## What the exercise asks
Recast the entries below as a JSON list of strings, one string per line, skipping any blank lines.

--- Provided material ---

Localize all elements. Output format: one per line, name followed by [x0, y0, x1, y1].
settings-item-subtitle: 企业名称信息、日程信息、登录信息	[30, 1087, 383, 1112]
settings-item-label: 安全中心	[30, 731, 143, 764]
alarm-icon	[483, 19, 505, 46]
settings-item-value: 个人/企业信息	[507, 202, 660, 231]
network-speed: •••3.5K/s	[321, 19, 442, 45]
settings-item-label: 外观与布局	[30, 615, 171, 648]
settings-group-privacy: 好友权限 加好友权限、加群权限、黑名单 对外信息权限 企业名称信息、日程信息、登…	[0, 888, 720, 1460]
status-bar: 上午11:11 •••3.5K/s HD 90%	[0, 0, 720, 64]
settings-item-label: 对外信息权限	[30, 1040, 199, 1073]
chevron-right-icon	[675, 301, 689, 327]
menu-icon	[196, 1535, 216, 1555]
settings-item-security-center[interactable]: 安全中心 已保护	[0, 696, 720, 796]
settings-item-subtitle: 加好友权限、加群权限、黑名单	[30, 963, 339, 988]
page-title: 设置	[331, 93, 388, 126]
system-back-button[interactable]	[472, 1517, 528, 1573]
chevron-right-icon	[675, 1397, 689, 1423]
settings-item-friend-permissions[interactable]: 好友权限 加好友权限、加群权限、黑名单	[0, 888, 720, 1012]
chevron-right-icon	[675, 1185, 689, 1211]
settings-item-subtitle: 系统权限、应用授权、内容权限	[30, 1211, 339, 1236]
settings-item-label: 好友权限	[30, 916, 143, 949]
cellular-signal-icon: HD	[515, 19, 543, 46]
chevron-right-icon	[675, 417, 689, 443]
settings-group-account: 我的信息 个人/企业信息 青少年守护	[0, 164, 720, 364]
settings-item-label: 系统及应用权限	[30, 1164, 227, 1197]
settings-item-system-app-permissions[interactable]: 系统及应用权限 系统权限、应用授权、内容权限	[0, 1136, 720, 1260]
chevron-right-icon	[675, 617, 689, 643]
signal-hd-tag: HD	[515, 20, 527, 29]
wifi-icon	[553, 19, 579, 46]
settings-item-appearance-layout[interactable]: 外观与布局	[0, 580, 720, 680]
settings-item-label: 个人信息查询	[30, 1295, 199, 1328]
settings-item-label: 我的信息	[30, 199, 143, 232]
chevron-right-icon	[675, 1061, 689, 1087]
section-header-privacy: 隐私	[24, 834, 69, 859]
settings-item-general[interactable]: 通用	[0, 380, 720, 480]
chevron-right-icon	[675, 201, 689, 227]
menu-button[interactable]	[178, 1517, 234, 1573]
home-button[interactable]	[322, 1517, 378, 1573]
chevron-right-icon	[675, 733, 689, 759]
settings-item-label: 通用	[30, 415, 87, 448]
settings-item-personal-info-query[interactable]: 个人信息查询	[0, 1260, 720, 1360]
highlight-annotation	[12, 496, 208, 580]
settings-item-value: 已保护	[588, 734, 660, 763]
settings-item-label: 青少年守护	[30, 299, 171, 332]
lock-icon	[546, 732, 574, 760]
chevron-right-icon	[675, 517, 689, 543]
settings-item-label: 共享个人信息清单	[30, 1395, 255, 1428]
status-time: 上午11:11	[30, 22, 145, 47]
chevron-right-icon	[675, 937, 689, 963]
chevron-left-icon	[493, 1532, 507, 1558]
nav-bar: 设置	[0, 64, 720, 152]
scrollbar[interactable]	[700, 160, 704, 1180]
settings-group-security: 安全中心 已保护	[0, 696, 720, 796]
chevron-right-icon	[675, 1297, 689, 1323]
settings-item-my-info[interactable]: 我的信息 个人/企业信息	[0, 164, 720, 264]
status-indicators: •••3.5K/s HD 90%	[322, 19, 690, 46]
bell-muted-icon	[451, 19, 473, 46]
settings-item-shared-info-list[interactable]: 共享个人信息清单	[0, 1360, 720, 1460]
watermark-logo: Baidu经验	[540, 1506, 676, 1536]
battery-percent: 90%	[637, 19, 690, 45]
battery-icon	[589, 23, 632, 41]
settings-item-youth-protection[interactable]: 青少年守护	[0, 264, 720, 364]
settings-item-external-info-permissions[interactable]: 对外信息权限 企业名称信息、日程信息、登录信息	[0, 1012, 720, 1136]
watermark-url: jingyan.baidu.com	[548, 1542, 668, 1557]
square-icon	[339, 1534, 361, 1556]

---

## Solution to this problem
[
  "Localize all elements. Output format: one per line, name followed by [x0, y0, x1, y1].",
  "settings-item-subtitle: 企业名称信息、日程信息、登录信息\t[30, 1087, 383, 1112]",
  "settings-item-label: 安全中心\t[30, 731, 143, 764]",
  "alarm-icon\t[483, 19, 505, 46]",
  "settings-item-value: 个人/企业信息\t[507, 202, 660, 231]",
  "network-speed: •••3.5K/s\t[321, 19, 442, 45]",
  "settings-item-label: 外观与布局\t[30, 615, 171, 648]",
  "settings-group-privacy: 好友权限 加好友权限、加群权限、黑名单 对外信息权限 企业名称信息、日程信息、登…\t[0, 888, 720, 1460]",
  "status-bar: 上午11:11 •••3.5K/s HD 90%\t[0, 0, 720, 64]",
  "settings-item-label: 对外信息权限\t[30, 1040, 199, 1073]",
  "chevron-right-icon\t[675, 301, 689, 327]",
  "menu-icon\t[196, 1535, 216, 1555]",
  "settings-item-security-center[interactable]: 安全中心 已保护\t[0, 696, 720, 796]",
  "settings-item-subtitle: 加好友权限、加群权限、黑名单\t[30, 963, 339, 988]",
  "page-title: 设置\t[331, 93, 388, 126]",
  "system-back-button[interactable]\t[472, 1517, 528, 1573]",
  "chevron-right-icon\t[675, 1397, 689, 1423]",
  "settings-item-friend-permissions[interactable]: 好友权限 加好友权限、加群权限、黑名单\t[0, 888, 720, 1012]",
  "chevron-right-icon\t[675, 1185, 689, 1211]",
  "settings-item-subtitle: 系统权限、应用授权、内容权限\t[30, 1211, 339, 1236]",
  "settings-item-label: 好友权限\t[30, 916, 143, 949]",
  "cellular-signal-icon: HD\t[515, 19, 543, 46]",
  "chevron-right-icon\t[675, 417, 689, 443]",
  "settings-group-account: 我的信息 个人/企业信息 青少年守护\t[0, 164, 720, 364]",
  "settings-item-label: 系统及应用权限\t[30, 1164, 227, 1197]",
  "settings-item-system-app-permissions[interactable]: 系统及应用权限 系统权限、应用授权、内容权限\t[0, 1136, 720, 1260]",
  "chevron-right-icon\t[675, 617, 689, 643]",
  "signal-hd-tag: HD\t[515, 20, 527, 29]",
  "wifi-icon\t[553, 19, 579, 46]",
  "settings-item-appearance-layout[interactable]: 外观与布局\t[0, 580, 720, 680]",
  "settings-item-label: 个人信息查询\t[30, 1295, 199, 1328]",
  "settings-item-label: 我的信息\t[30, 199, 143, 232]",
  "chevron-right-icon\t[675, 1061, 689, 1087]",
  "section-header-privacy: 隐私\t[24, 834, 69, 859]",
  "settings-item-general[interactable]: 通用\t[0, 380, 720, 480]",
  "chevron-right-icon\t[675, 201, 689, 227]",
  "menu-button[interactable]\t[178, 1517, 234, 1573]",
  "home-button[interactable]\t[322, 1517, 378, 1573]",
  "chevron-right-icon\t[675, 733, 689, 759]",
  "settings-item-label: 通用\t[30, 415, 87, 448]",
  "settings-item-personal-info-query[interactable]: 个人信息查询\t[0, 1260, 720, 1360]",
  "highlight-annotation\t[12, 496, 208, 580]",
  "settings-item-value: 已保护\t[588, 734, 660, 763]",
  "settings-item-label: 青少年守护\t[30, 299, 171, 332]",
  "lock-icon\t[546, 732, 574, 760]",
  "chevron-right-icon\t[675, 517, 689, 543]",
  "settings-item-label: 共享个人信息清单\t[30, 1395, 255, 1428]",
  "status-time: 上午11:11\t[30, 22, 145, 47]",
  "chevron-right-icon\t[675, 937, 689, 963]",
  "chevron-left-icon\t[493, 1532, 507, 1558]",
  "nav-bar: 设置\t[0, 64, 720, 152]",
  "scrollbar[interactable]\t[700, 160, 704, 1180]",
  "settings-group-security: 安全中心 已保护\t[0, 696, 720, 796]",
  "chevron-right-icon\t[675, 1297, 689, 1323]",
  "settings-item-my-info[interactable]: 我的信息 个人/企业信息\t[0, 164, 720, 264]",
  "status-indicators: •••3.5K/s HD 90%\t[322, 19, 690, 46]",
  "bell-muted-icon\t[451, 19, 473, 46]",
  "settings-item-shared-info-list[interactable]: 共享个人信息清单\t[0, 1360, 720, 1460]",
  "watermark-logo: Baidu经验\t[540, 1506, 676, 1536]",
  "battery-percent: 90%\t[637, 19, 690, 45]",
  "battery-icon\t[589, 23, 632, 41]",
  "settings-item-youth-protection[interactable]: 青少年守护\t[0, 264, 720, 364]",
  "settings-item-external-info-permissions[interactable]: 对外信息权限 企业名称信息、日程信息、登录信息\t[0, 1012, 720, 1136]",
  "watermark-url: jingyan.baidu.com\t[548, 1542, 668, 1557]",
  "square-icon\t[339, 1534, 361, 1556]"
]